[Data records]
┌────────
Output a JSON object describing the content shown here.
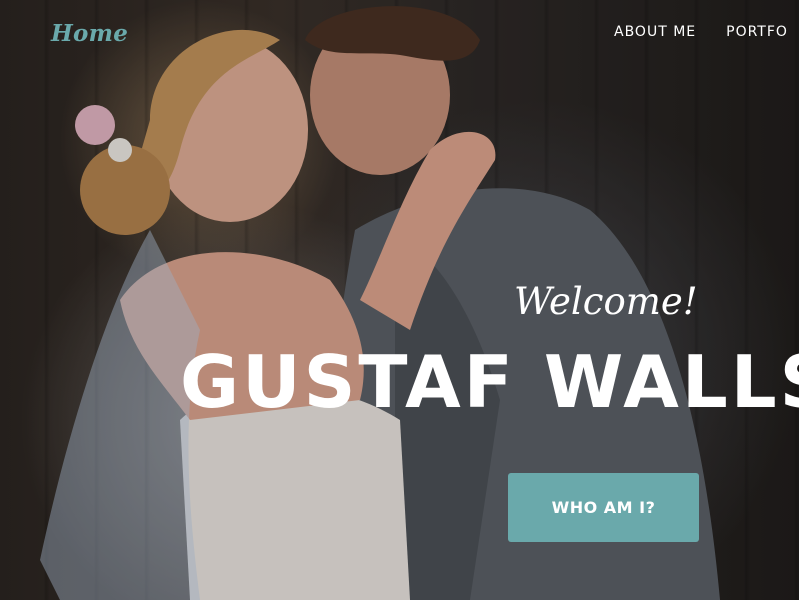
{
  "nav": {
    "home_label": "Home",
    "links": [
      "ABOUT ME",
      "PORTFO"
    ]
  },
  "hero": {
    "welcome": "Welcome!",
    "headline": "GUSTAF WALLST",
    "cta_label": "WHO AM I?"
  },
  "colors": {
    "accent": "#6aa9ab",
    "text": "#ffffff"
  }
}
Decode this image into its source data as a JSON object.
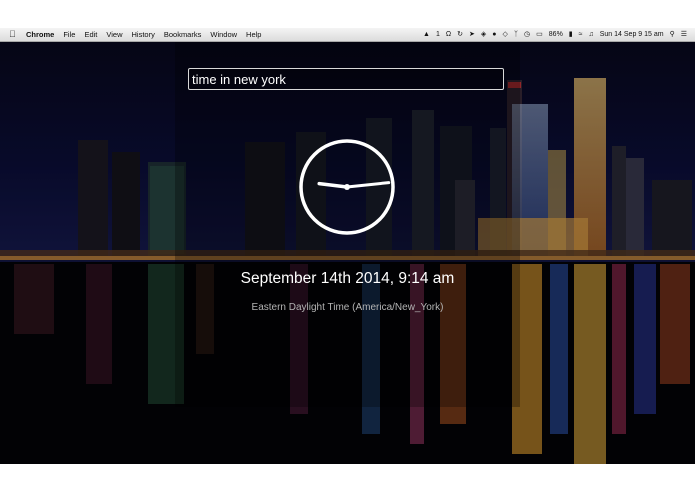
{
  "menubar": {
    "app_name": "Chrome",
    "items": [
      "File",
      "Edit",
      "View",
      "History",
      "Bookmarks",
      "Window",
      "Help"
    ],
    "status": {
      "badge_one": "1",
      "battery": "86%",
      "clock": "Sun 14 Sep  9 15 am"
    }
  },
  "search": {
    "value": "time in new york"
  },
  "clock": {
    "hour": 9,
    "minute": 14
  },
  "result": {
    "datetime": "September 14th 2014, 9:14 am",
    "timezone": "Eastern Daylight Time (America/New_York)"
  },
  "colors": {
    "accent_white": "#ffffff",
    "subtle_text": "#b4b4b4"
  }
}
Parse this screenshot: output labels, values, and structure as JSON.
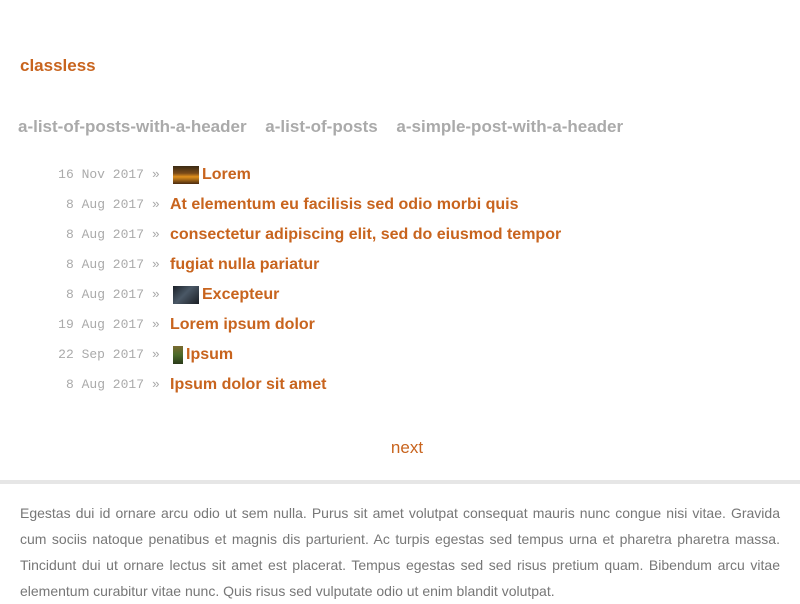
{
  "site": {
    "title": "classless"
  },
  "nav": {
    "items": [
      {
        "label": "a-list-of-posts-with-a-header"
      },
      {
        "label": "a-list-of-posts"
      },
      {
        "label": "a-simple-post-with-a-header"
      }
    ]
  },
  "posts": [
    {
      "date": "16 Nov 2017",
      "sep": "»",
      "title": "Lorem",
      "thumbnail": "sunset-thumbnail"
    },
    {
      "date": "8 Aug 2017",
      "sep": "»",
      "title": "At elementum eu facilisis sed odio morbi quis"
    },
    {
      "date": "8 Aug 2017",
      "sep": "»",
      "title": "consectetur adipiscing elit, sed do eiusmod tempor"
    },
    {
      "date": "8 Aug 2017",
      "sep": "»",
      "title": "fugiat nulla pariatur"
    },
    {
      "date": "8 Aug 2017",
      "sep": "»",
      "title": "Excepteur",
      "thumbnail": "dark-thumbnail"
    },
    {
      "date": "19 Aug 2017",
      "sep": "»",
      "title": "Lorem ipsum dolor"
    },
    {
      "date": "22 Sep 2017",
      "sep": "»",
      "title": "Ipsum",
      "thumbnail": "plant-thumbnail"
    },
    {
      "date": "8 Aug 2017",
      "sep": "»",
      "title": "Ipsum dolor sit amet"
    }
  ],
  "pager": {
    "next_label": "next"
  },
  "footer": {
    "text": "Egestas dui id ornare arcu odio ut sem nulla. Purus sit amet volutpat consequat mauris nunc congue nisi vitae. Gravida cum sociis natoque penatibus et magnis dis parturient. Ac turpis egestas sed tempus urna et pharetra pharetra massa. Tincidunt dui ut ornare lectus sit amet est placerat. Tempus egestas sed sed risus pretium quam. Bibendum arcu vitae elementum curabitur vitae nunc. Quis risus sed vulputate odio ut enim blandit volutpat."
  },
  "colors": {
    "accent": "#c8641e",
    "muted": "#aaaaaa",
    "body_text": "#777777",
    "divider": "#e6e6e6"
  }
}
└────────
Report how many lines of the entries hold the word "odio". Nothing else is needed.

* [COMPLETE ANSWER] 2